Work instructions
Format the lines below as a JSON list of strings, one string per line, leaving out blank lines and any pictures.

Task inputs

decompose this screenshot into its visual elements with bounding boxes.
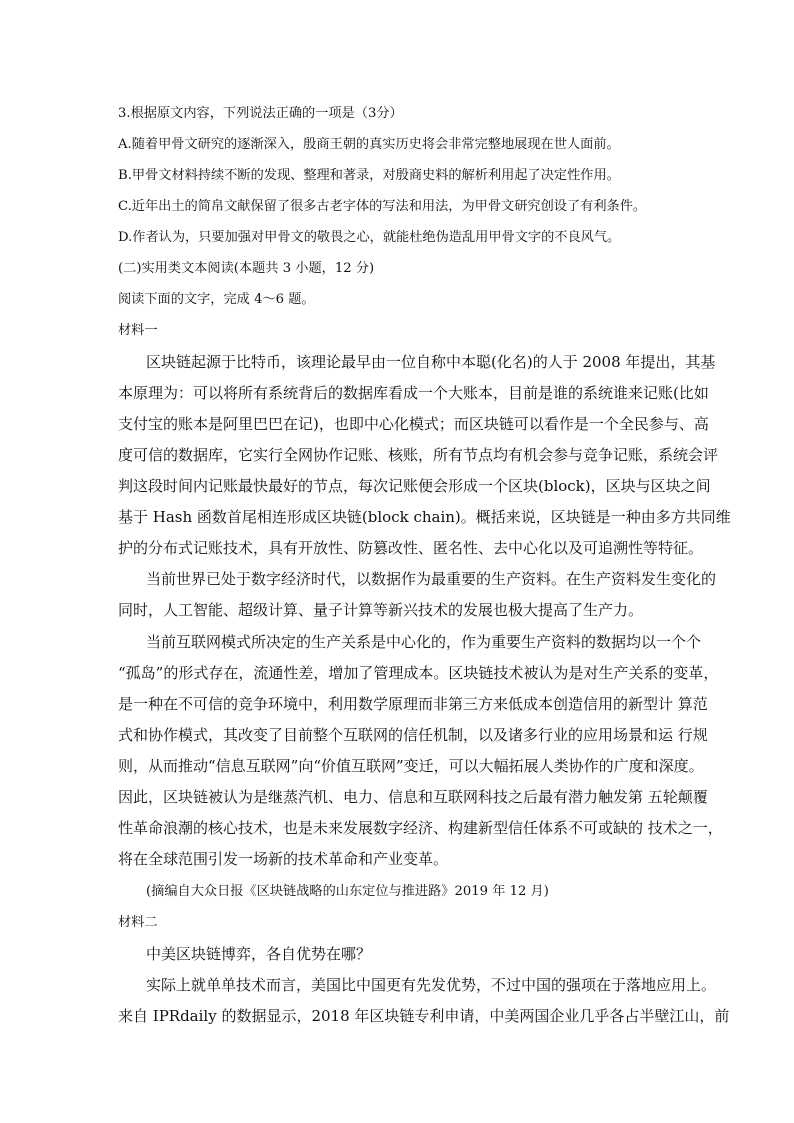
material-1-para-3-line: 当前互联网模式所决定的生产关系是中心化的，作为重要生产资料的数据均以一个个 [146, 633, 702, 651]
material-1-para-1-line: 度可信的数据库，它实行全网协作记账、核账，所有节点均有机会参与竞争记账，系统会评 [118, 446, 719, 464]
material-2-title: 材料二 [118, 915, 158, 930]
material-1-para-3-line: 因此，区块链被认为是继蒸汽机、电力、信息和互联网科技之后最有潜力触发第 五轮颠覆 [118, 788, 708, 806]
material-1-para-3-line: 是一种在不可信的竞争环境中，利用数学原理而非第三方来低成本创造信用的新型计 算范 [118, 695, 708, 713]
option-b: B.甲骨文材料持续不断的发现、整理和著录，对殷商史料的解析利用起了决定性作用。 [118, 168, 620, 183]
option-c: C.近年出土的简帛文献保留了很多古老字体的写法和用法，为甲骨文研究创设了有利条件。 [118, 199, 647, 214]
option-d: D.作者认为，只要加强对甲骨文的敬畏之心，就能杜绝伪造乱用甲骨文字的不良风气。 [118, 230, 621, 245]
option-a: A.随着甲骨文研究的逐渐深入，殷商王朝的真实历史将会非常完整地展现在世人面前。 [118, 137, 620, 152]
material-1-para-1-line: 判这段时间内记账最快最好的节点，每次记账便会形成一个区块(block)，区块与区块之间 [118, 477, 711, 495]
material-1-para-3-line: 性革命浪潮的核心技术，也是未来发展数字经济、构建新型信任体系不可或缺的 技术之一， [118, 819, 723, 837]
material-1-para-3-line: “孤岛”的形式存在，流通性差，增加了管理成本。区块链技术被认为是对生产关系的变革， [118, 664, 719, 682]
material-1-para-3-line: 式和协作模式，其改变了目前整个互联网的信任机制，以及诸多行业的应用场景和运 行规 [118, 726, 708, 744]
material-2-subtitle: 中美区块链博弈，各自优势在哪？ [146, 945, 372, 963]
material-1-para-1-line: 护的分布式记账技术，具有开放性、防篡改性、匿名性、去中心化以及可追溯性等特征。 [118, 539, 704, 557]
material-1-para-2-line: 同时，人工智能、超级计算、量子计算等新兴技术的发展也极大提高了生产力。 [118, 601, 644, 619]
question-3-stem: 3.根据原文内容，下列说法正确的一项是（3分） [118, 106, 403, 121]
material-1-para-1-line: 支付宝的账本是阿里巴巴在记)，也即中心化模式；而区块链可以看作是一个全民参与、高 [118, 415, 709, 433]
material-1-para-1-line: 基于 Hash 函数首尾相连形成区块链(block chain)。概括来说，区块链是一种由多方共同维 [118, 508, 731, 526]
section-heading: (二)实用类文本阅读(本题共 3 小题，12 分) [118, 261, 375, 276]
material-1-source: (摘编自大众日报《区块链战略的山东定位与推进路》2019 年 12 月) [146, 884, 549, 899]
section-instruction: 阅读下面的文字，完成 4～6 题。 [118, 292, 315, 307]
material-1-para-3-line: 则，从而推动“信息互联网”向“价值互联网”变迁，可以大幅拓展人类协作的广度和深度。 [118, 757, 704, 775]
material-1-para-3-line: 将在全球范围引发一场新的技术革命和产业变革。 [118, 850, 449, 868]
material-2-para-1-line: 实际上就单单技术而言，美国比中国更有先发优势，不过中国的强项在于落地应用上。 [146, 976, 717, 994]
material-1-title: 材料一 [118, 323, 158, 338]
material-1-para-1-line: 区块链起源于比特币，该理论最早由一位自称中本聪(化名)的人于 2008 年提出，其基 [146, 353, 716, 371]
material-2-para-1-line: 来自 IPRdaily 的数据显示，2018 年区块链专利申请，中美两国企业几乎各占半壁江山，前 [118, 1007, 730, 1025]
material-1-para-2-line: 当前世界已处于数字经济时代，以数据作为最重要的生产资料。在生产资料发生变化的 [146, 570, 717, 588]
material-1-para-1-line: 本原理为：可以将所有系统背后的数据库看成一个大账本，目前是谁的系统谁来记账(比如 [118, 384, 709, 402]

Result of the task
[
  "decompose this screenshot into its visual elements with bounding boxes.",
  "material-1-para-3-line: 当前互联网模式所决定的生产关系是中心化的，作为重要生产资料的数据均以一个个 [146, 633, 702, 651]",
  "material-1-para-1-line: 度可信的数据库，它实行全网协作记账、核账，所有节点均有机会参与竞争记账，系统会评 [118, 446, 719, 464]",
  "material-2-title: 材料二 [118, 915, 158, 930]",
  "material-1-para-3-line: 因此，区块链被认为是继蒸汽机、电力、信息和互联网科技之后最有潜力触发第 五轮颠覆 [118, 788, 708, 806]",
  "material-1-para-3-line: 是一种在不可信的竞争环境中，利用数学原理而非第三方来低成本创造信用的新型计 算范 [118, 695, 708, 713]",
  "option-b: B.甲骨文材料持续不断的发现、整理和著录，对殷商史料的解析利用起了决定性作用。 [118, 168, 620, 183]",
  "option-c: C.近年出土的简帛文献保留了很多古老字体的写法和用法，为甲骨文研究创设了有利条件。 [118, 199, 647, 214]",
  "option-d: D.作者认为，只要加强对甲骨文的敬畏之心，就能杜绝伪造乱用甲骨文字的不良风气。 [118, 230, 621, 245]",
  "option-a: A.随着甲骨文研究的逐渐深入，殷商王朝的真实历史将会非常完整地展现在世人面前。 [118, 137, 620, 152]",
  "material-1-para-1-line: 判这段时间内记账最快最好的节点，每次记账便会形成一个区块(block)，区块与区块之间 [118, 477, 711, 495]",
  "material-1-para-3-line: 性革命浪潮的核心技术，也是未来发展数字经济、构建新型信任体系不可或缺的 技术之一， [118, 819, 723, 837]",
  "material-1-para-3-line: “孤岛”的形式存在，流通性差，增加了管理成本。区块链技术被认为是对生产关系的变革， [118, 664, 719, 682]",
  "material-1-para-3-line: 式和协作模式，其改变了目前整个互联网的信任机制，以及诸多行业的应用场景和运 行规 [118, 726, 708, 744]",
  "material-2-subtitle: 中美区块链博弈，各自优势在哪？ [146, 945, 372, 963]",
  "material-1-para-1-line: 护的分布式记账技术，具有开放性、防篡改性、匿名性、去中心化以及可追溯性等特征。 [118, 539, 704, 557]",
  "material-1-para-2-line: 同时，人工智能、超级计算、量子计算等新兴技术的发展也极大提高了生产力。 [118, 601, 644, 619]",
  "question-3-stem: 3.根据原文内容，下列说法正确的一项是（3分） [118, 106, 403, 121]",
  "material-1-para-1-line: 支付宝的账本是阿里巴巴在记)，也即中心化模式；而区块链可以看作是一个全民参与、高 [118, 415, 709, 433]",
  "material-1-para-1-line: 基于 Hash 函数首尾相连形成区块链(block chain)。概括来说，区块链是一种由多方共同维 [118, 508, 731, 526]",
  "section-heading: (二)实用类文本阅读(本题共 3 小题，12 分) [118, 261, 375, 276]",
  "material-1-source: (摘编自大众日报《区块链战略的山东定位与推进路》2019 年 12 月) [146, 884, 549, 899]",
  "section-instruction: 阅读下面的文字，完成 4～6 题。 [118, 292, 315, 307]",
  "material-1-para-3-line: 则，从而推动“信息互联网”向“价值互联网”变迁，可以大幅拓展人类协作的广度和深度。 [118, 757, 704, 775]",
  "material-1-para-3-line: 将在全球范围引发一场新的技术革命和产业变革。 [118, 850, 449, 868]",
  "material-2-para-1-line: 实际上就单单技术而言，美国比中国更有先发优势，不过中国的强项在于落地应用上。 [146, 976, 717, 994]",
  "material-1-title: 材料一 [118, 323, 158, 338]",
  "material-1-para-1-line: 区块链起源于比特币，该理论最早由一位自称中本聪(化名)的人于 2008 年提出，其基 [146, 353, 716, 371]",
  "material-2-para-1-line: 来自 IPRdaily 的数据显示，2018 年区块链专利申请，中美两国企业几乎各占半壁江山，前 [118, 1007, 730, 1025]",
  "material-1-para-2-line: 当前世界已处于数字经济时代，以数据作为最重要的生产资料。在生产资料发生变化的 [146, 570, 717, 588]",
  "material-1-para-1-line: 本原理为：可以将所有系统背后的数据库看成一个大账本，目前是谁的系统谁来记账(比如 [118, 384, 709, 402]"
]